**SET EXERCISE**
Your task is to print every entry below exactly as given.

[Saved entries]

>> START

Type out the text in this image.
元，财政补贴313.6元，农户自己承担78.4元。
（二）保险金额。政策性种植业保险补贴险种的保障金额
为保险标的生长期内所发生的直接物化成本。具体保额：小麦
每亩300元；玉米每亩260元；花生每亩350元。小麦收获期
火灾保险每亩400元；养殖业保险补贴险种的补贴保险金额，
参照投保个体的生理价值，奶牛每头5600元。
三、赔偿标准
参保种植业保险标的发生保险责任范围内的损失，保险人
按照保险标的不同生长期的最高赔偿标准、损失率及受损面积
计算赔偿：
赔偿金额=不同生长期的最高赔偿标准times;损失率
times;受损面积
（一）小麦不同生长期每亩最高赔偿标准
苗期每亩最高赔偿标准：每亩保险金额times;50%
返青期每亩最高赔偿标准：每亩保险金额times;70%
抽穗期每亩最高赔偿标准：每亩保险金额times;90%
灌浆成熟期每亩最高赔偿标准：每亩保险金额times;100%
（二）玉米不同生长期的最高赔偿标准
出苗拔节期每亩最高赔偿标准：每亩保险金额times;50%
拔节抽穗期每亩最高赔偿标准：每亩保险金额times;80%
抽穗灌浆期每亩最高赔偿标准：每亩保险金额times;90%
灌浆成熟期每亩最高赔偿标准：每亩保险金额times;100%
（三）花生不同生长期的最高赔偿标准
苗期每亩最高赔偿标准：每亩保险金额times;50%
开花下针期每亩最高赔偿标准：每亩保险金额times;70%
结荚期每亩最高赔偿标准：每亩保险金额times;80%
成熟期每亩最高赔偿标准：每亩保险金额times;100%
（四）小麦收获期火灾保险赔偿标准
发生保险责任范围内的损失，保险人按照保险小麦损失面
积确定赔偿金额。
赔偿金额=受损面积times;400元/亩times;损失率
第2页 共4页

>> END

**EXPECTED ANSWER**
Type out the text in this image.
元，财政补贴313.6元，农户自己承担78.4元。
（二）保险金额。政策性种植业保险补贴险种的保障金额
为保险标的生长期内所发生的直接物化成本。具体保额：小麦
每亩300元；玉米每亩260元；花生每亩350元。小麦收获期
火灾保险每亩400元；养殖业保险补贴险种的补贴保险金额，
参照投保个体的生理价值，奶牛每头5600元。
三、赔偿标准
参保种植业保险标的发生保险责任范围内的损失，保险人
按照保险标的不同生长期的最高赔偿标准、损失率及受损面积
计算赔偿：
赔偿金额=不同生长期的最高赔偿标准times;损失率
times;受损面积
（一）小麦不同生长期每亩最高赔偿标准
苗期每亩最高赔偿标准：每亩保险金额times;50%
返青期每亩最高赔偿标准：每亩保险金额times;70%
抽穗期每亩最高赔偿标准：每亩保险金额times;90%
灌浆成熟期每亩最高赔偿标准：每亩保险金额times;100%
（二）玉米不同生长期的最高赔偿标准
出苗拔节期每亩最高赔偿标准：每亩保险金额times;50%
拔节抽穗期每亩最高赔偿标准：每亩保险金额times;80%
抽穗灌浆期每亩最高赔偿标准：每亩保险金额times;90%
灌浆成熟期每亩最高赔偿标准：每亩保险金额times;100%
（三）花生不同生长期的最高赔偿标准
苗期每亩最高赔偿标准：每亩保险金额times;50%
开花下针期每亩最高赔偿标准：每亩保险金额times;70%
结荚期每亩最高赔偿标准：每亩保险金额times;80%
成熟期每亩最高赔偿标准：每亩保险金额times;100%
（四）小麦收获期火灾保险赔偿标准
发生保险责任范围内的损失，保险人按照保险小麦损失面
积确定赔偿金额。
赔偿金额=受损面积times;400元/亩times;损失率
第2页 共4页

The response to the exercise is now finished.